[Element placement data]
□ □ □ □

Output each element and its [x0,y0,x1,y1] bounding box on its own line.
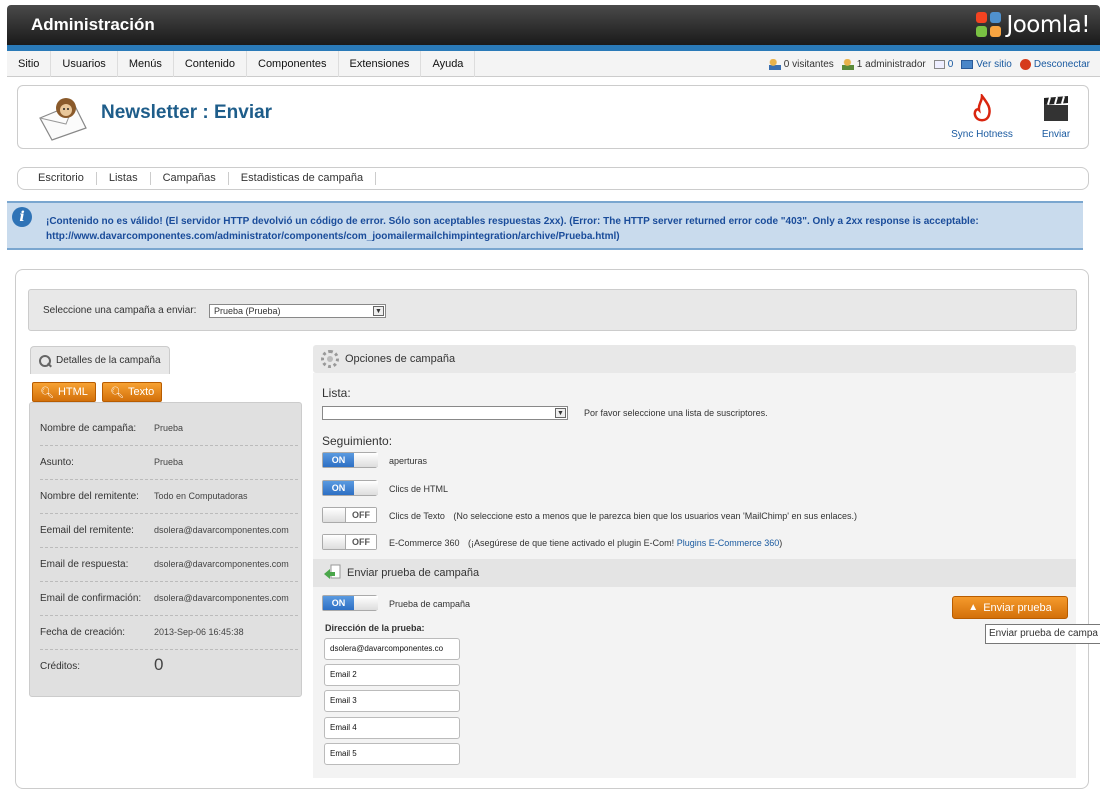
info-icon: i [12,207,32,227]
test-email-1[interactable]: dsolera@davarcomponentes.co [324,638,460,660]
text-clicks-note: (No seleccione esto a menos que le parez… [453,511,858,521]
dropdown-arrow-icon: ▼ [555,408,566,418]
subnav-escritorio[interactable]: Escritorio [26,172,97,185]
gear-icon [321,350,339,368]
ecommerce-toggle[interactable]: OFF [322,534,377,550]
joomla-logo-icon [976,12,1002,38]
options-header: Opciones de campaña [313,345,1076,373]
menu-menus[interactable]: Menús [118,51,174,77]
html-clicks-label: Clics de HTML [389,484,449,494]
html-preview-button[interactable]: 🔍︎ HTML [32,382,96,402]
campaign-details-tab[interactable]: Detalles de la campaña [30,346,170,374]
error-notice: i ¡Contenido no es válido! (El servidor … [7,201,1083,250]
text-clicks-label: Clics de Texto (No seleccione esto a men… [389,511,858,521]
main-menubar: Sitio Usuarios Menús Contenido Component… [7,51,1100,77]
admins-status: 1 administrador [841,58,926,70]
menu-extensiones[interactable]: Extensiones [339,51,422,77]
menu-usuarios[interactable]: Usuarios [51,51,118,77]
status-area: 0 visitantes 1 administrador 0 Ver sitio… [768,51,1090,77]
logout-icon [1019,58,1031,70]
campaign-select-bar: Seleccione una campaña a enviar: Prueba … [28,289,1077,331]
page-header: Newsletter : Enviar Sync Hotness Enviar [17,85,1089,149]
magnifier-icon: 🔍︎ [110,386,124,399]
opens-toggle-label: aperturas [389,456,428,466]
list-hint: Por favor seleccione una lista de suscri… [584,408,768,418]
detail-row: Créditos: 0 [40,655,164,674]
detail-row: Fecha de creación: 2013-Sep-06 16:45:38 [40,616,298,650]
list-select[interactable]: ▼ [322,406,568,420]
text-clicks-toggle[interactable]: OFF [322,507,377,523]
menu-ayuda[interactable]: Ayuda [421,51,476,77]
messages-status[interactable]: 0 [933,59,953,70]
sync-hotness-button[interactable]: Sync Hotness [950,92,1014,140]
ecommerce-label: E-Commerce 360 (¡Asegúrese de que tiene … [389,538,783,548]
tracking-label: Seguimiento: [322,434,393,448]
page-title: Newsletter : Enviar [101,102,273,123]
admin-topbar: Administración Joomla! [7,5,1100,45]
detail-row: Nombre del remitente: Todo en Computador… [40,480,298,514]
clapperboard-icon [1044,96,1068,121]
subnav-campanas[interactable]: Campañas [151,172,229,185]
list-label: Lista: [322,386,351,400]
joomla-logo[interactable]: Joomla! [976,11,1090,39]
monitor-icon [961,59,974,69]
test-address-label: Dirección de la prueba: [325,623,425,633]
logout-link[interactable]: Desconectar [1019,58,1090,70]
menu-contenido[interactable]: Contenido [174,51,247,77]
ecommerce-note: (¡Asegúrese de que tiene activado el plu… [468,538,675,548]
subnav-listas[interactable]: Listas [97,172,151,185]
magnifier-icon: 🔍︎ [40,386,54,399]
test-campaign-header: Enviar prueba de campaña [313,559,1076,587]
send-icon: ▲ [968,602,979,613]
test-email-2[interactable]: Email 2 [324,664,460,686]
magnifier-icon [37,353,53,369]
test-email-4[interactable]: Email 4 [324,717,460,739]
test-email-5[interactable]: Email 5 [324,743,460,765]
admin-title: Administración [31,15,155,34]
send-arrow-icon [324,564,341,579]
test-email-3[interactable]: Email 3 [324,690,460,712]
test-campaign-label: Prueba de campaña [389,599,471,609]
detail-row: Nombre de campaña: Prueba [40,412,298,446]
notice-text: ¡Contenido no es válido! (El servidor HT… [46,216,979,242]
users-icon [768,58,781,70]
view-site-link[interactable]: Ver sitio [961,59,1012,70]
subnav-estadisticas[interactable]: Estadisticas de campaña [229,172,377,185]
flame-icon [973,92,991,122]
text-preview-button[interactable]: 🔍︎ Texto [102,382,163,402]
campaign-select-label: Seleccione una campaña a enviar: [43,305,197,316]
detail-row: Eemail del remitente: dsolera@davarcompo… [40,514,298,548]
sub-navigation: Escritorio Listas Campañas Estadisticas … [17,167,1089,190]
campaign-details-panel: Nombre de campaña: Prueba Asunto: Prueba… [29,402,302,697]
opens-toggle[interactable]: ON [322,452,378,468]
campaign-select[interactable]: Prueba (Prueba) ▼ [209,304,386,318]
dropdown-arrow-icon: ▼ [373,306,384,316]
ecommerce-plugins-link[interactable]: Plugins E-Commerce 360 [677,538,780,548]
admin-icon [841,58,854,70]
detail-row: Asunto: Prueba [40,446,298,480]
send-test-button[interactable]: ▲ Enviar prueba [952,596,1068,619]
visitors-status: 0 visitantes [768,58,834,70]
html-clicks-toggle[interactable]: ON [322,480,378,496]
newsletter-envelope-icon [39,98,87,141]
joomla-logo-text: Joomla! [1006,12,1090,38]
menu-sitio[interactable]: Sitio [7,51,52,77]
detail-row: Email de respuesta: dsolera@davarcompone… [40,548,298,582]
message-icon [933,59,945,69]
detail-row: Email de confirmación: dsolera@davarcomp… [40,582,298,616]
test-campaign-toggle[interactable]: ON [322,595,378,611]
menu-componentes[interactable]: Componentes [247,51,339,77]
send-test-tooltip: Enviar prueba de campa [985,624,1100,644]
send-toolbar-button[interactable]: Enviar [1036,94,1076,140]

□ □ □ □

### AIM
Rewrite the lines of the records above as a numbered list, skipping any blank lines. Leave the pictures out of the answer.

### SOLUTION TO THIS TASK
1. Output each element and its [x0,y0,x1,y1] bounding box on its own line.
2. info-icon: i [12,207,32,227]
3. test-email-1[interactable]: dsolera@davarcomponentes.co [324,638,460,660]
4. text-clicks-note: (No seleccione esto a menos que le parez… [453,511,858,521]
5. dropdown-arrow-icon: ▼ [555,408,566,418]
6. subnav-escritorio[interactable]: Escritorio [26,172,97,185]
7. gear-icon [321,350,339,368]
8. ecommerce-toggle[interactable]: OFF [322,534,377,550]
9. joomla-logo-icon [976,12,1002,38]
10. options-header: Opciones de campaña [313,345,1076,373]
11. menu-menus[interactable]: Menús [118,51,174,77]
12. html-clicks-label: Clics de HTML [389,484,449,494]
13. html-preview-button[interactable]: 🔍︎ HTML [32,382,96,402]
14. campaign-details-tab[interactable]: Detalles de la campaña [30,346,170,374]
15. error-notice: i ¡Contenido no es válido! (El servidor … [7,201,1083,250]
16. text-clicks-label: Clics de Texto (No seleccione esto a men… [389,511,858,521]
17. main-menubar: Sitio Usuarios Menús Contenido Component… [7,51,1100,77]
18. admins-status: 1 administrador [841,58,926,70]
19. menu-extensiones[interactable]: Extensiones [339,51,422,77]
20. menu-usuarios[interactable]: Usuarios [51,51,118,77]
21. status-area: 0 visitantes 1 administrador 0 Ver sitio… [768,51,1090,77]
22. logout-icon [1019,58,1031,70]
23. campaign-select-bar: Seleccione una campaña a enviar: Prueba … [28,289,1077,331]
24. page-header: Newsletter : Enviar Sync Hotness Enviar [17,85,1089,149]
25. magnifier-icon: 🔍︎ [110,386,124,399]
26. opens-toggle-label: aperturas [389,456,428,466]
27. list-hint: Por favor seleccione una lista de suscri… [584,408,768,418]
28. detail-row: Créditos: 0 [40,655,164,674]
29. detail-row: Fecha de creación: 2013-Sep-06 16:45:38 [40,616,298,650]
30. list-select[interactable]: ▼ [322,406,568,420]
31. text-clicks-toggle[interactable]: OFF [322,507,377,523]
32. menu-ayuda[interactable]: Ayuda [421,51,476,77]
33. messages-status[interactable]: 0 [933,59,953,70]
34. sync-hotness-button[interactable]: Sync Hotness [950,92,1014,140]
35. ecommerce-label: E-Commerce 360 (¡Asegúrese de que tiene … [389,538,783,548]
36. tracking-label: Seguimiento: [322,434,393,448]
37. page-title: Newsletter : Enviar [101,102,273,123]
38. admin-topbar: Administración Joomla! [7,5,1100,45]
39. detail-row: Nombre del remitente: Todo en Computador… [40,480,298,514]
40. clapperboard-icon [1044,96,1068,121]
41. subnav-campanas[interactable]: Campañas [151,172,229,185]
42. list-label: Lista: [322,386,351,400]
43. joomla-logo[interactable]: Joomla! [976,11,1090,39]
44. monitor-icon [961,59,974,69]
45. test-address-label: Dirección de la prueba: [325,623,425,633]
46. logout-link[interactable]: Desconectar [1019,58,1090,70]
47. menu-contenido[interactable]: Contenido [174,51,247,77]
48. ecommerce-note: (¡Asegúrese de que tiene activado el plu… [468,538,675,548]
49. subnav-listas[interactable]: Listas [97,172,151,185]
50. magnifier-icon: 🔍︎ [40,386,54,399]
51. test-campaign-header: Enviar prueba de campaña [313,559,1076,587]
52. send-icon: ▲ [968,602,979,613]
53. test-email-2[interactable]: Email 2 [324,664,460,686]
54. magnifier-icon [37,353,53,369]
55. test-email-4[interactable]: Email 4 [324,717,460,739]
56. test-email-5[interactable]: Email 5 [324,743,460,765]
57. admin-title: Administración [31,15,155,34]
58. send-arrow-icon [324,564,341,579]
59. test-email-3[interactable]: Email 3 [324,690,460,712]
60. test-campaign-label: Prueba de campaña [389,599,471,609]
61. detail-row: Nombre de campaña: Prueba [40,412,298,446]
62. notice-text: ¡Contenido no es válido! (El servidor HT… [46,216,979,242]
63. users-icon [768,58,781,70]
64. view-site-link[interactable]: Ver sitio [961,59,1012,70]
65. subnav-estadisticas[interactable]: Estadisticas de campaña [229,172,377,185]
66. flame-icon [973,92,991,122]
67. text-preview-button[interactable]: 🔍︎ Texto [102,382,163,402]
68. campaign-select-label: Seleccione una campaña a enviar: [43,305,197,316]
69. detail-row: Eemail del remitente: dsolera@davarcompo… [40,514,298,548]
70. sub-navigation: Escritorio Listas Campañas Estadisticas … [17,167,1089,190]
71. campaign-details-panel: Nombre de campaña: Prueba Asunto: Prueba… [29,402,302,697]
72. opens-toggle[interactable]: ON [322,452,378,468]
73. campaign-select[interactable]: Prueba (Prueba) ▼ [209,304,386,318]
74. dropdown-arrow-icon: ▼ [373,306,384,316]
75. ecommerce-plugins-link[interactable]: Plugins E-Commerce 360 [677,538,780,548]
76. admin-icon [841,58,854,70]
77. detail-row: Asunto: Prueba [40,446,298,480]
78. send-test-button[interactable]: ▲ Enviar prueba [952,596,1068,619]
79. visitors-status: 0 visitantes [768,58,834,70]
80. html-clicks-toggle[interactable]: ON [322,480,378,496]
81. newsletter-envelope-icon [39,98,87,141]
82. joomla-logo-text: Joomla! [1006,12,1090,38]
83. menu-sitio[interactable]: Sitio [7,51,52,77]
84. detail-row: Email de respuesta: dsolera@davarcompone… [40,548,298,582]
85. message-icon [933,59,945,69]
86. detail-row: Email de confirmación: dsolera@davarcomp… [40,582,298,616]
87. test-campaign-toggle[interactable]: ON [322,595,378,611]
88. menu-componentes[interactable]: Componentes [247,51,339,77]
89. send-test-tooltip: Enviar prueba de campa [985,624,1100,644]
90. send-toolbar-button[interactable]: Enviar [1036,94,1076,140]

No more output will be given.